▸ **EXTRACT PROVIDED**:
* START *

Re: High Cpu sys usage

2016-03-15 Thread YouPeng Yang
Hello
   The problem appears several times ,however I could not capture the top
output .My script is as follows code.
I check the sys cpu usage whether it exceed 30%.the other metric
information can be dumpped successfully except the top .
Would you like to check my script that I am not able to figure out what is
wrong.

-
#!/bin/bash

while :
  do
sysusage=$(mpstat 2 1 | grep -A 1 "%sys" | tail -n 1 | awk '{if($6 <
30) print 1; else print 0;}' )

if [ $sysusage -eq 0 ];then
#echo $sysusage
#perf record -o perf$(date +%Y%m%d%H%M%S).data  -a -g -F 1000 sleep
30
file=$(date +%Y%m%d%H%M%S)
top -n 2 >> top$file.data
iotop -b -n 2  >> iotop$file.data
iostat >> iostat$file.data
netstat -an | awk '/^tcp/ {++state[$NF]} END {for(i in state) print
i,"\t",state[i]}' >> netstat$file.data
fi
sleep 5
  done
You have new mail in /var/spool/mail/root


-

2016-03-08 21:39 GMT+08:00 YouPeng Yang :

> Hi all
>   Thanks for your reply.I do some investigation for much time.and I will
> post some logs of the 'top' and IO in a few days when the crash come again.
>
> 2016-03-08 10:45 GMT+08:00 Shawn Heisey :
>
>> On 3/7/2016 2:23 AM, Toke Eskildsen wrote:
>> > How does this relate to YouPeng reporting that the CPU usage increases?

* END *

Decide whether each statement agrees with the forum thread, answering yes or no and quoting the words that settle it: (a) The script checks whether sys CPU usage exceeds 30%. (b) The top output was captured successfully. (c) The script waits 10 seconds between checks. You will not need the records.

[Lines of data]
* START *

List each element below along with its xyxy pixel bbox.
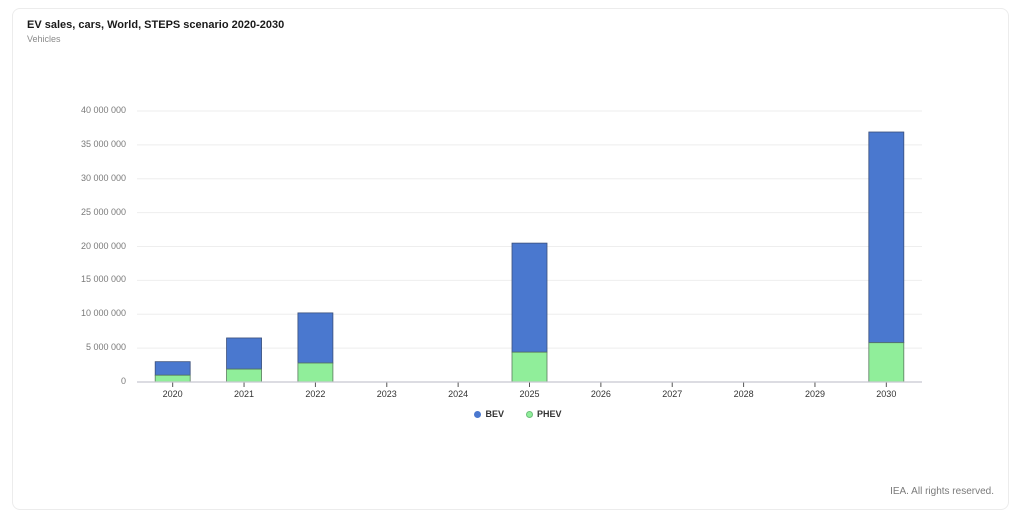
- bar-phev-2021[interactable]: [226, 368, 262, 383]
- bar-bev-2020[interactable]: [154, 361, 191, 376]
- x-tick-label: 2024: [448, 389, 469, 399]
- x-tick-label: 2021: [234, 389, 255, 399]
- y-tick-label: 40 000 000: [80, 105, 126, 115]
- chart-title: EV sales, cars, World, STEPS scenario 20…: [27, 19, 285, 31]
- x-tick-label: 2026: [590, 389, 611, 399]
- bar-phev-2025[interactable]: [511, 351, 548, 383]
- bar-bev-2021[interactable]: [226, 337, 262, 370]
- legend: BEV PHEV: [0, 409, 1024, 419]
- x-tick-label: 2030: [876, 389, 897, 399]
- y-tick-label: 5 000 000: [85, 342, 126, 353]
- bar-phev-2020[interactable]: [154, 374, 191, 383]
- bar-bev-2022[interactable]: [297, 312, 334, 364]
- y-tick-label: 15 000 000: [80, 274, 126, 285]
- legend-item-phev[interactable]: PHEV: [526, 409, 562, 419]
- bar-bev-2025[interactable]: [511, 242, 548, 353]
- x-tick-label: 2023: [376, 389, 397, 399]
- legend-label-bev: BEV: [485, 409, 504, 419]
- phev-dot-icon: [526, 410, 533, 418]
- chart-subtitle: Vehicles: [27, 34, 61, 44]
- x-tick-label: 2025: [519, 389, 540, 399]
- y-tick-label: 25 000 000: [80, 206, 126, 217]
- bev-dot-icon: [474, 410, 482, 418]
- chart-card: [12, 8, 1009, 510]
- y-tick-label: 30 000 000: [80, 172, 126, 183]
- bar-phev-2030[interactable]: [868, 342, 905, 383]
- y-tick-label: 35 000 000: [80, 138, 126, 149]
- x-tick-label: 2029: [804, 389, 825, 399]
- legend-label-phev: PHEV: [537, 409, 562, 419]
- x-tick-label: 2028: [733, 389, 754, 399]
- copyright-text: IEA. All rights reserved.: [890, 486, 994, 497]
- x-tick-label: 2027: [662, 389, 683, 399]
- y-tick-label: 10 000 000: [80, 308, 126, 319]
- x-tick-label: 2022: [305, 389, 326, 399]
- legend-item-bev[interactable]: BEV: [474, 409, 504, 419]
- bar-bev-2030[interactable]: [868, 131, 905, 344]
- bar-phev-2022[interactable]: [297, 362, 334, 383]
- x-tick-label: 2020: [162, 389, 183, 399]
- y-tick-label: 0: [120, 376, 126, 386]
- y-tick-label: 20 000 000: [80, 240, 126, 251]
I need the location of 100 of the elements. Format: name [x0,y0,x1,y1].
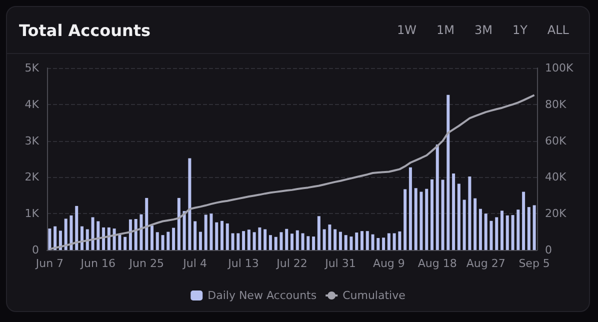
bar [441,180,444,250]
bar [161,235,164,250]
text: ALL [546,22,570,39]
bar [420,192,423,250]
text: 1W [396,22,418,39]
bar [247,230,250,250]
bar [334,229,337,250]
bar [172,228,176,250]
bar [145,198,148,250]
bar [366,231,369,250]
bar [156,232,159,250]
bar [166,232,170,250]
y2-tick-label: 100K [545,62,574,74]
bar [408,167,412,250]
y2-tick-label: 20K [545,207,567,220]
legend-label: Daily New Accounts [208,289,317,302]
y2-tick-label: 0 [545,244,552,256]
x-tick-label: Jun 7 [34,257,64,270]
x-tick-label: Jul 22 [276,257,308,270]
x-tick-label: Jun 16 [80,257,116,270]
bar [96,221,100,250]
bar [204,214,208,250]
bar [474,198,477,250]
bar [220,220,224,250]
bar [124,236,127,250]
bar [226,223,229,250]
x-tick-label: Sep 5 [518,257,550,270]
y-tick-label: 1K [24,207,40,220]
bar [522,192,526,250]
y-tick-label: 3K [24,134,40,148]
x-tick-label: Jul 31 [324,257,356,270]
bar [430,179,434,250]
bar [194,221,197,250]
text: 1M [435,22,456,39]
bar [398,231,402,250]
bar [462,200,466,250]
bar [344,235,348,250]
chart-title: Total Accounts [19,20,151,40]
bar [264,229,267,250]
bar [242,231,246,250]
x-tick-label: Jun 25 [128,257,164,270]
bar [64,218,68,250]
bar [91,217,94,250]
bar [328,224,332,250]
bar [452,174,456,250]
bar [371,234,374,250]
bar [306,236,310,250]
bar [404,189,407,250]
bar [350,236,353,250]
y2-tick-label: 60K [545,134,567,148]
bar [382,238,386,250]
bar [210,214,213,250]
bar [355,232,358,250]
bar [322,229,326,250]
bar [527,207,530,250]
bar [532,205,536,250]
legend-label: Cumulative [342,289,406,302]
text: 3M [473,22,494,39]
bar [231,233,234,250]
bar [188,158,192,250]
bar [215,222,218,250]
bar [392,233,396,250]
bar [301,233,304,250]
y2-tick-label: 40K [545,170,567,184]
bar [134,219,138,250]
bar [516,210,520,250]
bar [258,227,262,250]
bar [236,233,240,250]
bar [387,233,390,250]
y-tick-label: 4K [24,98,40,111]
bar [506,215,509,250]
bar [177,198,180,250]
bar [317,216,320,250]
bar [511,215,514,250]
bar [296,230,299,250]
x-tick-label: Jul 4 [182,257,207,270]
y2-tick-label: 80K [545,98,567,111]
bar [360,231,364,250]
bar [285,228,288,250]
x-tick-label: Aug 18 [418,257,457,270]
bar [436,144,439,250]
bar [150,226,154,250]
bar [252,232,256,250]
text: 1Y [511,22,528,39]
bar [198,232,202,250]
bar [490,220,493,250]
bar [128,219,132,250]
y-tick-label: 5K [24,62,40,74]
bar [484,214,488,250]
bar [457,184,460,250]
bar [425,188,428,250]
bar [54,226,57,250]
bar [75,206,78,250]
bar [80,226,84,250]
bar [478,208,482,250]
bar [70,215,73,250]
x-tick-label: Aug 27 [466,257,506,270]
bar [48,228,52,250]
y-tick-label: 0 [32,244,39,256]
bar [414,188,418,250]
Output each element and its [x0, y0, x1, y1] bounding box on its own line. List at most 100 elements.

* END *

▸ **TASK ANSWER**:
(a) Yes: "I check the sys cpu usage whether it exceed 30%"
(b) No: "the other metric information can be dumpped successfully except the top"
(c) No: "sleep 5"